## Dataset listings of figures
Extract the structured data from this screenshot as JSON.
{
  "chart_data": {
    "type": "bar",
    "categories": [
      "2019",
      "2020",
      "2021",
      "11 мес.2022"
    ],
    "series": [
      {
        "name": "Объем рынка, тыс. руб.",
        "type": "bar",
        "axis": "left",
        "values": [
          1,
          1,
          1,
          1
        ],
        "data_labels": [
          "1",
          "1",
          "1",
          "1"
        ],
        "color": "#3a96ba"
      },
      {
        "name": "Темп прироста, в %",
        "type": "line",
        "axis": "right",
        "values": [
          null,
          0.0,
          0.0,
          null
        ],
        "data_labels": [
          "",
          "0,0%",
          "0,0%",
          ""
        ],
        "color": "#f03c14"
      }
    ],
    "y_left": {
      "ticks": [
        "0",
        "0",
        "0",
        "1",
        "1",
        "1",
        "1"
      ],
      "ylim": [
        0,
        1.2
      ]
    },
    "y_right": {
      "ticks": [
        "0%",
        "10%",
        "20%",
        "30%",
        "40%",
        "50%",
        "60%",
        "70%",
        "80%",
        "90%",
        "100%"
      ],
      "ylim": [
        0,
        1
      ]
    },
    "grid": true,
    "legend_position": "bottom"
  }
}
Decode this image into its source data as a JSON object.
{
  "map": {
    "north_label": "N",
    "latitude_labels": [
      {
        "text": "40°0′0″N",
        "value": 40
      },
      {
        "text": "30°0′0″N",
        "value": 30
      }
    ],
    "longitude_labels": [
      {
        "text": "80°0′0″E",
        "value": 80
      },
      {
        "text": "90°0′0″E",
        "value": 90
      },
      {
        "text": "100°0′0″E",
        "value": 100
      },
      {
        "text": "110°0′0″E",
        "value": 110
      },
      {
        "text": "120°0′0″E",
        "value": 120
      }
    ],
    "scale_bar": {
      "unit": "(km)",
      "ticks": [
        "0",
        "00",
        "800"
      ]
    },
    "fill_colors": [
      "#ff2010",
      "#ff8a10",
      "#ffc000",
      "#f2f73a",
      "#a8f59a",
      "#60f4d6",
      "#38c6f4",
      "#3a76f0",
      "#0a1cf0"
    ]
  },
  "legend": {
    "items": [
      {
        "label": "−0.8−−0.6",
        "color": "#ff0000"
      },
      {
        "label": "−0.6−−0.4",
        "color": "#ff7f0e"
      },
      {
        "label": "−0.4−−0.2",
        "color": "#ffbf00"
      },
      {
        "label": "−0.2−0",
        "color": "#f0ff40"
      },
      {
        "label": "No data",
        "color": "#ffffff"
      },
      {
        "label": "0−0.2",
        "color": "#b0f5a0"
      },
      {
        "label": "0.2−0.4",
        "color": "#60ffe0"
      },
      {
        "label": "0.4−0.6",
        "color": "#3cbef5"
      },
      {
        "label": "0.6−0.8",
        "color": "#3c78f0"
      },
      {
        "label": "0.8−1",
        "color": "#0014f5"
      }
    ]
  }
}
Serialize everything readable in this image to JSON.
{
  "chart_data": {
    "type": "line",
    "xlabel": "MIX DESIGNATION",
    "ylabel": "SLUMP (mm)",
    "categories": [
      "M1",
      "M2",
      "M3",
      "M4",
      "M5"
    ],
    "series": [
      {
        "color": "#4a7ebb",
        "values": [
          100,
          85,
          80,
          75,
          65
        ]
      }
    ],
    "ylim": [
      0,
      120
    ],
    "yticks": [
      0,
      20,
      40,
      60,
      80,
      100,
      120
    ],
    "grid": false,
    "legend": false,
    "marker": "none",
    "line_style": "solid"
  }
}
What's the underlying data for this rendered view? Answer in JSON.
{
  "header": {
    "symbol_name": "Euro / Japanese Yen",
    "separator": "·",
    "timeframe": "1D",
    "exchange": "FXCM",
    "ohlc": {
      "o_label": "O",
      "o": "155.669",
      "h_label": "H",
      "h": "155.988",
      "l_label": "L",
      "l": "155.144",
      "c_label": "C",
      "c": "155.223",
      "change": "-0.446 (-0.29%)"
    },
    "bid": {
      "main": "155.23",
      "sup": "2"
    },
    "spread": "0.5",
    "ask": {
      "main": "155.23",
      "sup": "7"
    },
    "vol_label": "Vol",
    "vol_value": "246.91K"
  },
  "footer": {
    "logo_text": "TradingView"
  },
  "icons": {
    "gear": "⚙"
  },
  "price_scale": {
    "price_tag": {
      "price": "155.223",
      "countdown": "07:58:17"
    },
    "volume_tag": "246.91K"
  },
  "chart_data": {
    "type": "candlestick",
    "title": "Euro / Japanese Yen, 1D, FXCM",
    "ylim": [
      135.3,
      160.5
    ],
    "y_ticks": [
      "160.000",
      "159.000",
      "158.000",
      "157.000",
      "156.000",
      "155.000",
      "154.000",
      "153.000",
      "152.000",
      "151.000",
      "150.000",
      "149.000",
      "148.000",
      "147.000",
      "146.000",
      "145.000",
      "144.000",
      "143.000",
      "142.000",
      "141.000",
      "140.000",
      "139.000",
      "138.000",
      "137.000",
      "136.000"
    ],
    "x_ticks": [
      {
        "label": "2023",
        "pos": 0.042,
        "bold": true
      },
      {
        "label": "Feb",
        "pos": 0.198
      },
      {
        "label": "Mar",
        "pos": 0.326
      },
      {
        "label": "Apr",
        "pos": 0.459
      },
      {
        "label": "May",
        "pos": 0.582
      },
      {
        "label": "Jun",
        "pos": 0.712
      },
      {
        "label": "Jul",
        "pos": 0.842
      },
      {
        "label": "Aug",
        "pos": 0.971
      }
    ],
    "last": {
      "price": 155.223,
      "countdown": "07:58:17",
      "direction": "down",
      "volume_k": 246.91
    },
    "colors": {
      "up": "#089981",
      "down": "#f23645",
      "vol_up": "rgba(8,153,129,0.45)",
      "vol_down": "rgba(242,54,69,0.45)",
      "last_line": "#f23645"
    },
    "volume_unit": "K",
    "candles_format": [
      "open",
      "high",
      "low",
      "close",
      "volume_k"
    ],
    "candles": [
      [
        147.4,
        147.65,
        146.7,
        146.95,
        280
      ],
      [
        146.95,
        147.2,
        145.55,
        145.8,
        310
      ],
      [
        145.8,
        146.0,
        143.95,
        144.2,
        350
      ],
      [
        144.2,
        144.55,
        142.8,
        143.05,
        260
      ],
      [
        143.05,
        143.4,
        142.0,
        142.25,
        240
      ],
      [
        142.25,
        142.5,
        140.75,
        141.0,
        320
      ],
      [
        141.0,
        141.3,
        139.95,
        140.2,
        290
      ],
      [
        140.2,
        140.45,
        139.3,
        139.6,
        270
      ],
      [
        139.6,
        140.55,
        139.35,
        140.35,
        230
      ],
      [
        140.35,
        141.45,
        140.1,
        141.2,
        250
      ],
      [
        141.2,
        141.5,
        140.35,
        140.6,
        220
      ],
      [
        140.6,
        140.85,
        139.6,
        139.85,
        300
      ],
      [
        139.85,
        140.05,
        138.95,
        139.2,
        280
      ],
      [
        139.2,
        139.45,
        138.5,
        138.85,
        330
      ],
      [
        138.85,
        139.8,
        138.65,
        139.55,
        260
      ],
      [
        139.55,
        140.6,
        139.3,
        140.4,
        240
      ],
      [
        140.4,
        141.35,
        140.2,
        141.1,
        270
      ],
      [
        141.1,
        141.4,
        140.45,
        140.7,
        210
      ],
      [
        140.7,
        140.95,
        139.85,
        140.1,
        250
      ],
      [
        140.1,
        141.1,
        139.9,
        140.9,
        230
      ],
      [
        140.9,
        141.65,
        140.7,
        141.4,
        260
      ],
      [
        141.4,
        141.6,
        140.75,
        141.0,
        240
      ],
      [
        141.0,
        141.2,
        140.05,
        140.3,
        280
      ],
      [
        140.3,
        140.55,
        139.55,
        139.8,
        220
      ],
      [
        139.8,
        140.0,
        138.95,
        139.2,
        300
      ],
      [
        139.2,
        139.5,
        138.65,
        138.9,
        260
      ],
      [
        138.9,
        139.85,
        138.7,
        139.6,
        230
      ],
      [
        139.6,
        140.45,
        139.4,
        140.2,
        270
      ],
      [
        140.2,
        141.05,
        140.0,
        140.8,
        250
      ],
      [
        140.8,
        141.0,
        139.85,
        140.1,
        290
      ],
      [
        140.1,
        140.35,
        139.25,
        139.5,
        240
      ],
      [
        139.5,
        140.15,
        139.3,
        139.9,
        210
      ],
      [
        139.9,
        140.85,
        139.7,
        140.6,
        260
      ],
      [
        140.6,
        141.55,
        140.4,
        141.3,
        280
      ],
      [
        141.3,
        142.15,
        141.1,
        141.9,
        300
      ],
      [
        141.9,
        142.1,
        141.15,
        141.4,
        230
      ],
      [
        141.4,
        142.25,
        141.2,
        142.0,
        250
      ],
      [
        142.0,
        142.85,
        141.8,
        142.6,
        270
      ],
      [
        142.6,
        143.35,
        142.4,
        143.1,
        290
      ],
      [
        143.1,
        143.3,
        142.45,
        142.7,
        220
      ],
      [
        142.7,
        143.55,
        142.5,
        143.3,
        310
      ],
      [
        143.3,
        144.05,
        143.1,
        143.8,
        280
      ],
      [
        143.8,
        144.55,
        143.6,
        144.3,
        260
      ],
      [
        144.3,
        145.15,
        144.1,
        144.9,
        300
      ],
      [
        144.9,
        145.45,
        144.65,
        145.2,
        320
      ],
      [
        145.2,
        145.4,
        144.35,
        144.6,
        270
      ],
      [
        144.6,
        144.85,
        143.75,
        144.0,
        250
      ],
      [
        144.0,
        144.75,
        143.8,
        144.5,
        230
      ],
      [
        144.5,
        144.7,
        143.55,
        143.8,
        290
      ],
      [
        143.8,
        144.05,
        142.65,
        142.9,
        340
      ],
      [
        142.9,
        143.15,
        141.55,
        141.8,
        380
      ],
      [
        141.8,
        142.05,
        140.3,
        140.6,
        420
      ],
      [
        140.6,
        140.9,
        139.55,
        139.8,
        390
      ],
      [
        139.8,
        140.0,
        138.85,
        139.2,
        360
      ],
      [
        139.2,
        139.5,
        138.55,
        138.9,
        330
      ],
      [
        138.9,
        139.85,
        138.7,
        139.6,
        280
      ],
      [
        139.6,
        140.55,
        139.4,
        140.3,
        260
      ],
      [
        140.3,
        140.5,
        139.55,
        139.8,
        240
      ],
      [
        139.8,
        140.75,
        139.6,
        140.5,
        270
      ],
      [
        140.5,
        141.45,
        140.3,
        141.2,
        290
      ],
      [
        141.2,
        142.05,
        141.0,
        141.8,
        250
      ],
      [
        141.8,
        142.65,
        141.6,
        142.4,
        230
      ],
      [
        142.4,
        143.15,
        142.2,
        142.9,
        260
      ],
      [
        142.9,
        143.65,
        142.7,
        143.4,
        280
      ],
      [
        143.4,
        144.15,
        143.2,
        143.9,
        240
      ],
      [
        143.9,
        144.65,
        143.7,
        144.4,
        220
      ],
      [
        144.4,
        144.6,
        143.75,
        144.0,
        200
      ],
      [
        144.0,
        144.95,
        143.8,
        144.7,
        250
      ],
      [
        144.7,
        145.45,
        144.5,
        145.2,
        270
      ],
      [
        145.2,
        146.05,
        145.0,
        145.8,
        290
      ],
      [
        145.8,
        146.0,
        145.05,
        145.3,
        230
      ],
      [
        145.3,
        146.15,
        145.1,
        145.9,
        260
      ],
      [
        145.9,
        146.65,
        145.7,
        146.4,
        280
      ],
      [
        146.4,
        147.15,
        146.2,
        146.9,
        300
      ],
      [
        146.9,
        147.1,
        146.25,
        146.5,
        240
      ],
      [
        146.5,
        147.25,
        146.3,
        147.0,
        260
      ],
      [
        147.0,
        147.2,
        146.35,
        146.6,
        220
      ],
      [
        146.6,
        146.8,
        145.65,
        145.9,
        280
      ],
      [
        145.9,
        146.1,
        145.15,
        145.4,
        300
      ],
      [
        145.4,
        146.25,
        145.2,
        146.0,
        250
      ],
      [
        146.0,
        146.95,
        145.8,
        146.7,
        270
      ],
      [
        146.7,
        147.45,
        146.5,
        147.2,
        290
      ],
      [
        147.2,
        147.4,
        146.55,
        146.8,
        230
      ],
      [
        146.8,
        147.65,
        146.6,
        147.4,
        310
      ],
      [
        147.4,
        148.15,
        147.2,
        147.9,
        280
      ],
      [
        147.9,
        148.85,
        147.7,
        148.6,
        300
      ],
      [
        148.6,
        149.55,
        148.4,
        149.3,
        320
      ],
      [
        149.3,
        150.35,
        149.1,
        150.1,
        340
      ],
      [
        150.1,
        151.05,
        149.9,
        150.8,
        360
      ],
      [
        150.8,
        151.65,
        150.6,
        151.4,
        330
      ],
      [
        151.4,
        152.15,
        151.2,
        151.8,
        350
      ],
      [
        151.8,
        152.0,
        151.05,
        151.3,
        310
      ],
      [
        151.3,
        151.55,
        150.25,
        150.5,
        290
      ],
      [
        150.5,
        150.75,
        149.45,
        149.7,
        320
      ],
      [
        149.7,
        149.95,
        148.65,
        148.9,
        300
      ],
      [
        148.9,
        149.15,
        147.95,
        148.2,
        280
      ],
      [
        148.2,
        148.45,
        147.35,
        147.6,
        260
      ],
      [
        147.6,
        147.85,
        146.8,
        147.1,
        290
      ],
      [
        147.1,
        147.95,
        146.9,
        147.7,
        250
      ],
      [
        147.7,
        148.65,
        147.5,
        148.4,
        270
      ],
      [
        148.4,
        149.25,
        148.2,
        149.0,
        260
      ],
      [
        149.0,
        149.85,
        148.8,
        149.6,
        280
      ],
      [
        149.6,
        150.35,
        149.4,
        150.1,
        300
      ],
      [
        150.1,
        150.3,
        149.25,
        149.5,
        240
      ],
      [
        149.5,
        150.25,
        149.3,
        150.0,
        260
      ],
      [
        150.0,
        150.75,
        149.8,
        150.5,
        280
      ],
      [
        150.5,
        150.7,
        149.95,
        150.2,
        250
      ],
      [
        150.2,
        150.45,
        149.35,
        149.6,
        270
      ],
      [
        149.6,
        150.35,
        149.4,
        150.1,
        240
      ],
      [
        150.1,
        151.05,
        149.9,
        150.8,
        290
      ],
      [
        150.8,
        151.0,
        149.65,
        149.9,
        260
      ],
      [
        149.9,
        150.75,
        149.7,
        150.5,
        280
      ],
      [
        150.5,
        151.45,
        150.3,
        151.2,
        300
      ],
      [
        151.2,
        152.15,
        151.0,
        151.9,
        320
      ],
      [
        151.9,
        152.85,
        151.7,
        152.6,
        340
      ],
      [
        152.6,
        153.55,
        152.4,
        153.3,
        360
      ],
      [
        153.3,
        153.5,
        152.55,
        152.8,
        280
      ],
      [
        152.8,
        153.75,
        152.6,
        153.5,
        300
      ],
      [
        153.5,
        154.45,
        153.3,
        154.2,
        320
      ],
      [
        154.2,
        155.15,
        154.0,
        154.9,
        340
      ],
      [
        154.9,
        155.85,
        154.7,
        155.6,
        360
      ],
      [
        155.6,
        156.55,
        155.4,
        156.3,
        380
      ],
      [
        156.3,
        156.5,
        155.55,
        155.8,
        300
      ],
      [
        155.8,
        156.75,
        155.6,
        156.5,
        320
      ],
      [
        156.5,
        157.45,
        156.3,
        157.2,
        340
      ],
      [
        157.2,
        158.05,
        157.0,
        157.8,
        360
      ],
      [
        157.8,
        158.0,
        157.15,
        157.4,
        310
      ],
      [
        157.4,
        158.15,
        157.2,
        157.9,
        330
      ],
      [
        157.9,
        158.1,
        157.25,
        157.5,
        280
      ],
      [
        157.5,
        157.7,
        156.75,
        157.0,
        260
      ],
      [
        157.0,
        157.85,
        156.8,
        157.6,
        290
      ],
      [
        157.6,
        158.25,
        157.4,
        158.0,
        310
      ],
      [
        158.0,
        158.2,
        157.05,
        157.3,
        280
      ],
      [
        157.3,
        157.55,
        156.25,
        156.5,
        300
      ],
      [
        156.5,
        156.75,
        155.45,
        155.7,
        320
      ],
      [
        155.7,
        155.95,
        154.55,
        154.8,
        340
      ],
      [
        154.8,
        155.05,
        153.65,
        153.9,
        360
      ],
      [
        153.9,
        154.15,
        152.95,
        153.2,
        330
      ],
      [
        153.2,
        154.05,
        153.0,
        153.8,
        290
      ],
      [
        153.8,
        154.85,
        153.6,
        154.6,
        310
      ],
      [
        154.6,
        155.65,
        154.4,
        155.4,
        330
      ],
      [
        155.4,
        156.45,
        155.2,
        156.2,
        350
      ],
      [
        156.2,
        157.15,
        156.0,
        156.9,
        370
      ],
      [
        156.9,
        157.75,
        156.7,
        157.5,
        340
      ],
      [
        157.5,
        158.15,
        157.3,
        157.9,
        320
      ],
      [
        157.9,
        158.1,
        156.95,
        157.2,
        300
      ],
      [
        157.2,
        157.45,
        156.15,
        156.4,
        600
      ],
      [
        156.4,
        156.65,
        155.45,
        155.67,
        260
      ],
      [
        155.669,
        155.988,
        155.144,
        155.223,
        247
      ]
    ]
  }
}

## Work required
Copy every line in the listing above where the string "this" turns up.

## Final answer
Extract the structured data from this screenshot as JSON.
Decode this image into its source data as a JSON object.
Serialize everything readable in this image to JSON.
What's the underlying data for this rendered view? Answer in JSON.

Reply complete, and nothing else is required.